_Set problem:_ Find the word "document" in the data. Return every line where it appears.
>>>>
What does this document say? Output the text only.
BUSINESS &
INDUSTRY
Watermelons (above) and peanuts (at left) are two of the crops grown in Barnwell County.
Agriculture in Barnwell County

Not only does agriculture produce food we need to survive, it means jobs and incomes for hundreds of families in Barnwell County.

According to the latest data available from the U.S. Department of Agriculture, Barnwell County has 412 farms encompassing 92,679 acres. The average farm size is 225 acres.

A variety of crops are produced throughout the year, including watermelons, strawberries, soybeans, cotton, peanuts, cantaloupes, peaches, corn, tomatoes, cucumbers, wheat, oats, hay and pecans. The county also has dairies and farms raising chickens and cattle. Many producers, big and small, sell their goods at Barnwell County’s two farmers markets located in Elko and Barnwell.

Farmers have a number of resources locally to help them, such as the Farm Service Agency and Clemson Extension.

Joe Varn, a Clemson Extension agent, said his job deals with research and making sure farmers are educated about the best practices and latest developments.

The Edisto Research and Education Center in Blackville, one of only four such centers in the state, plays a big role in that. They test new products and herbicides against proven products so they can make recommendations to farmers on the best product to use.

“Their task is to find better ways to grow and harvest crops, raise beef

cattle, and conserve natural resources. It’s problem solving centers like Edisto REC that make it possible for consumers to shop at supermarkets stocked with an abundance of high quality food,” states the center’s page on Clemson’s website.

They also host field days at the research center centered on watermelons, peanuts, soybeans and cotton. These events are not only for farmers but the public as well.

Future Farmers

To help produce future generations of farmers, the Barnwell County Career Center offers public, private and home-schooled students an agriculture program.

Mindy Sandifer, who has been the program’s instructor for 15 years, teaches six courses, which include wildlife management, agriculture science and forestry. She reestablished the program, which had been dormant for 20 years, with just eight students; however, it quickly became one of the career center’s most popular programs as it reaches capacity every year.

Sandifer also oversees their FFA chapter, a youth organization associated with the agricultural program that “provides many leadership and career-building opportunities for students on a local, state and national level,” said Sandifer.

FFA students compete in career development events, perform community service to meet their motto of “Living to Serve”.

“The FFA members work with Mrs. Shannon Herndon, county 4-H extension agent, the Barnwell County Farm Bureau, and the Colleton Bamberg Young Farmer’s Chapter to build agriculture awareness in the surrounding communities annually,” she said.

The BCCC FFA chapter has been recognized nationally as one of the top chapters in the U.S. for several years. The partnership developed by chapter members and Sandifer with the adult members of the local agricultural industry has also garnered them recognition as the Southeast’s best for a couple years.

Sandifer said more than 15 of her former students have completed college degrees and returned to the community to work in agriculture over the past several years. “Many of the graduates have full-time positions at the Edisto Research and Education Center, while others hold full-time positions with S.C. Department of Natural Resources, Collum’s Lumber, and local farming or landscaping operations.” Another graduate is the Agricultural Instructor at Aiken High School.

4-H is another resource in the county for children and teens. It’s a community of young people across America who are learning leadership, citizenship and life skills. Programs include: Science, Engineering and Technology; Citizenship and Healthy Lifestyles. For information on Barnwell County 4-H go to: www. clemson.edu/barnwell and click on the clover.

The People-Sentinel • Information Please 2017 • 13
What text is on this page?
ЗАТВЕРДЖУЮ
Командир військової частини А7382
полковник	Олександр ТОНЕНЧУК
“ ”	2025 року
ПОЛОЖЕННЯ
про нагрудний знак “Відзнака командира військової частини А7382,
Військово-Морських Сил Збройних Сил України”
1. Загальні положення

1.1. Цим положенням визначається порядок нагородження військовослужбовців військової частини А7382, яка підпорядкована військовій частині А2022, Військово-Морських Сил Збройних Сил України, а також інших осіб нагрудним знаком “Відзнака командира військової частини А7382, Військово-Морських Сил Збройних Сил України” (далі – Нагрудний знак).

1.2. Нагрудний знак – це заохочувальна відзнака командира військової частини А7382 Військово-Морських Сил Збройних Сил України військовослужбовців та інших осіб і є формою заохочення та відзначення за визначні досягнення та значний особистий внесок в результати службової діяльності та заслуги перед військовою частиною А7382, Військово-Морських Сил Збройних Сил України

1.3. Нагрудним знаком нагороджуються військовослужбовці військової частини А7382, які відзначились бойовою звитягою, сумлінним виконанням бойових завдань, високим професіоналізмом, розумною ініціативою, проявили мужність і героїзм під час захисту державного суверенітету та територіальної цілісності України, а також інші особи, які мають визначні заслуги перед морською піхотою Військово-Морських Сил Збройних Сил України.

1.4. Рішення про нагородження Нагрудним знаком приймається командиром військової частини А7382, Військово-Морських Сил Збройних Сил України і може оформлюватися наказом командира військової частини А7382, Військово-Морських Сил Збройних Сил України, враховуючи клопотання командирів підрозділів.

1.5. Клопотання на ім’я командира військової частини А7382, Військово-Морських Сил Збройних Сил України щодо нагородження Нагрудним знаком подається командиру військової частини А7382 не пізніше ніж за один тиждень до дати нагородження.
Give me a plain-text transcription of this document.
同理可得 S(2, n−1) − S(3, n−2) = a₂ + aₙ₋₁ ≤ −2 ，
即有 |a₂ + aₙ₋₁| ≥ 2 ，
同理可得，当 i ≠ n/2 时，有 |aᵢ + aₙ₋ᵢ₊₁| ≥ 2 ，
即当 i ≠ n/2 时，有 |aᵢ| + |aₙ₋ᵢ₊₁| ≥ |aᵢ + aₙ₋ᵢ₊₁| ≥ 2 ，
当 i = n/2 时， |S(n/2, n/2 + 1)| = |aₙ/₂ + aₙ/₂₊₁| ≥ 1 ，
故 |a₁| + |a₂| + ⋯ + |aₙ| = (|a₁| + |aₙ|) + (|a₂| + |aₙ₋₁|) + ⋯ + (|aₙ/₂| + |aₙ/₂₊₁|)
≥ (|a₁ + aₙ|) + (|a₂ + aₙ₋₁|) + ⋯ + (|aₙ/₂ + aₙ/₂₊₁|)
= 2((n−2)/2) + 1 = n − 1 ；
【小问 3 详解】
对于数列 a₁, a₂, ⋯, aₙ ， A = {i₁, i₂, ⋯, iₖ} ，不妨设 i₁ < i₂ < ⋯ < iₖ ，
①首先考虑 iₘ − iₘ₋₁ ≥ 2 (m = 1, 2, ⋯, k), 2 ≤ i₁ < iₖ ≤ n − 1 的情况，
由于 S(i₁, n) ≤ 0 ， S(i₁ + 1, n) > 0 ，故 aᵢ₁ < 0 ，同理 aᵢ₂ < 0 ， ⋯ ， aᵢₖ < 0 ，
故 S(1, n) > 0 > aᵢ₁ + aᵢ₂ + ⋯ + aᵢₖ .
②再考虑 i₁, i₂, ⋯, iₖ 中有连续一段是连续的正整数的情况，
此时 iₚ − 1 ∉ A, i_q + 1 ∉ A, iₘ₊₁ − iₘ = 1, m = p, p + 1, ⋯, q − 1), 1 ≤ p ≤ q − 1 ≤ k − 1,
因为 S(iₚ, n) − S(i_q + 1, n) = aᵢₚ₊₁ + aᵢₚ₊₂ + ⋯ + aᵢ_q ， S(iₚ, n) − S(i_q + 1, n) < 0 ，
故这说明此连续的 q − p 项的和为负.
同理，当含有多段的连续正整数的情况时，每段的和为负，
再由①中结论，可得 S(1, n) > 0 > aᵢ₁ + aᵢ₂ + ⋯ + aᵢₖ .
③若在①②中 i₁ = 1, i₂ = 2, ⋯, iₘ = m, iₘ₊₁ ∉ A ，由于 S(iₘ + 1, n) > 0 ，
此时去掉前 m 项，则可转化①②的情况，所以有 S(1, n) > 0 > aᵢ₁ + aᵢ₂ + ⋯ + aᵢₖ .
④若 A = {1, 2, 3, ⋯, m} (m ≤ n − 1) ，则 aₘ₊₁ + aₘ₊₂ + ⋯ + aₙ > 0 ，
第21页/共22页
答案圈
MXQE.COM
<<<<
_Full response:_
What does this document say? Output the text only.
Give me a plain-text transcription of this document.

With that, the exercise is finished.